**Source data:**
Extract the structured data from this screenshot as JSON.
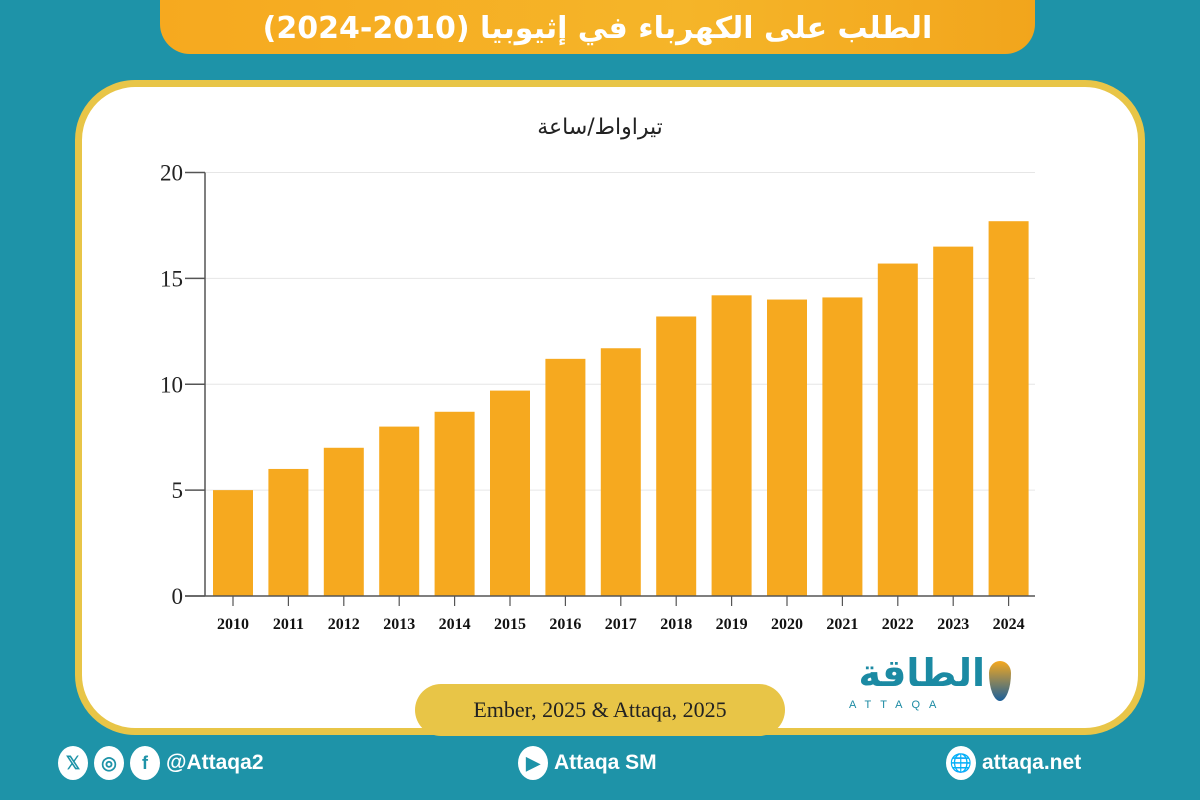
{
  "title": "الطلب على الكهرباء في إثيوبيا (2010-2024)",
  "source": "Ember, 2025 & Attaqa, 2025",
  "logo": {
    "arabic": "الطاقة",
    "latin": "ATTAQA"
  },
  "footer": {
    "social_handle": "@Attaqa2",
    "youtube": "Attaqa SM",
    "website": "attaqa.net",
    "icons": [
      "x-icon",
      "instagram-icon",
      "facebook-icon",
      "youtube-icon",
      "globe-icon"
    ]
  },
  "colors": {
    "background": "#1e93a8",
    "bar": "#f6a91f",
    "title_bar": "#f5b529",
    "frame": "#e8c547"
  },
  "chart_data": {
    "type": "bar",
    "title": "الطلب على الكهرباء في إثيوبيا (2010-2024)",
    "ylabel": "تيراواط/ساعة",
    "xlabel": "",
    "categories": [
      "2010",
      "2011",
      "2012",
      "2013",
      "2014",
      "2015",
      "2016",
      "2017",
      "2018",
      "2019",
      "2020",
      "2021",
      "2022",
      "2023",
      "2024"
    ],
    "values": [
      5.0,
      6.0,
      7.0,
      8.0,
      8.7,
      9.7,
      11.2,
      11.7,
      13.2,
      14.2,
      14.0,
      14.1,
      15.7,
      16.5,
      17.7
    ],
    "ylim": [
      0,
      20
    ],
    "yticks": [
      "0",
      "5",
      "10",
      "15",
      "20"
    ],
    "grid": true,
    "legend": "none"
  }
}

**What to do:** Write out every record above exactly as it stands, but leave out the pictures.

**Result of the exercise:**
Extract the structured data from this screenshot as JSON.
{
  "title": "الطلب على الكهرباء في إثيوبيا (2010-2024)",
  "source": "Ember, 2025 & Attaqa, 2025",
  "logo": {
    "arabic": "الطاقة",
    "latin": "ATTAQA"
  },
  "footer": {
    "social_handle": "@Attaqa2",
    "youtube": "Attaqa SM",
    "website": "attaqa.net",
    "icons": [
      "x-icon",
      "instagram-icon",
      "facebook-icon",
      "youtube-icon",
      "globe-icon"
    ]
  },
  "colors": {
    "background": "#1e93a8",
    "bar": "#f6a91f",
    "title_bar": "#f5b529",
    "frame": "#e8c547"
  },
  "chart_data": {
    "type": "bar",
    "title": "الطلب على الكهرباء في إثيوبيا (2010-2024)",
    "ylabel": "تيراواط/ساعة",
    "xlabel": "",
    "categories": [
      "2010",
      "2011",
      "2012",
      "2013",
      "2014",
      "2015",
      "2016",
      "2017",
      "2018",
      "2019",
      "2020",
      "2021",
      "2022",
      "2023",
      "2024"
    ],
    "values": [
      5.0,
      6.0,
      7.0,
      8.0,
      8.7,
      9.7,
      11.2,
      11.7,
      13.2,
      14.2,
      14.0,
      14.1,
      15.7,
      16.5,
      17.7
    ],
    "ylim": [
      0,
      20
    ],
    "yticks": [
      "0",
      "5",
      "10",
      "15",
      "20"
    ],
    "grid": true,
    "legend": "none"
  }
}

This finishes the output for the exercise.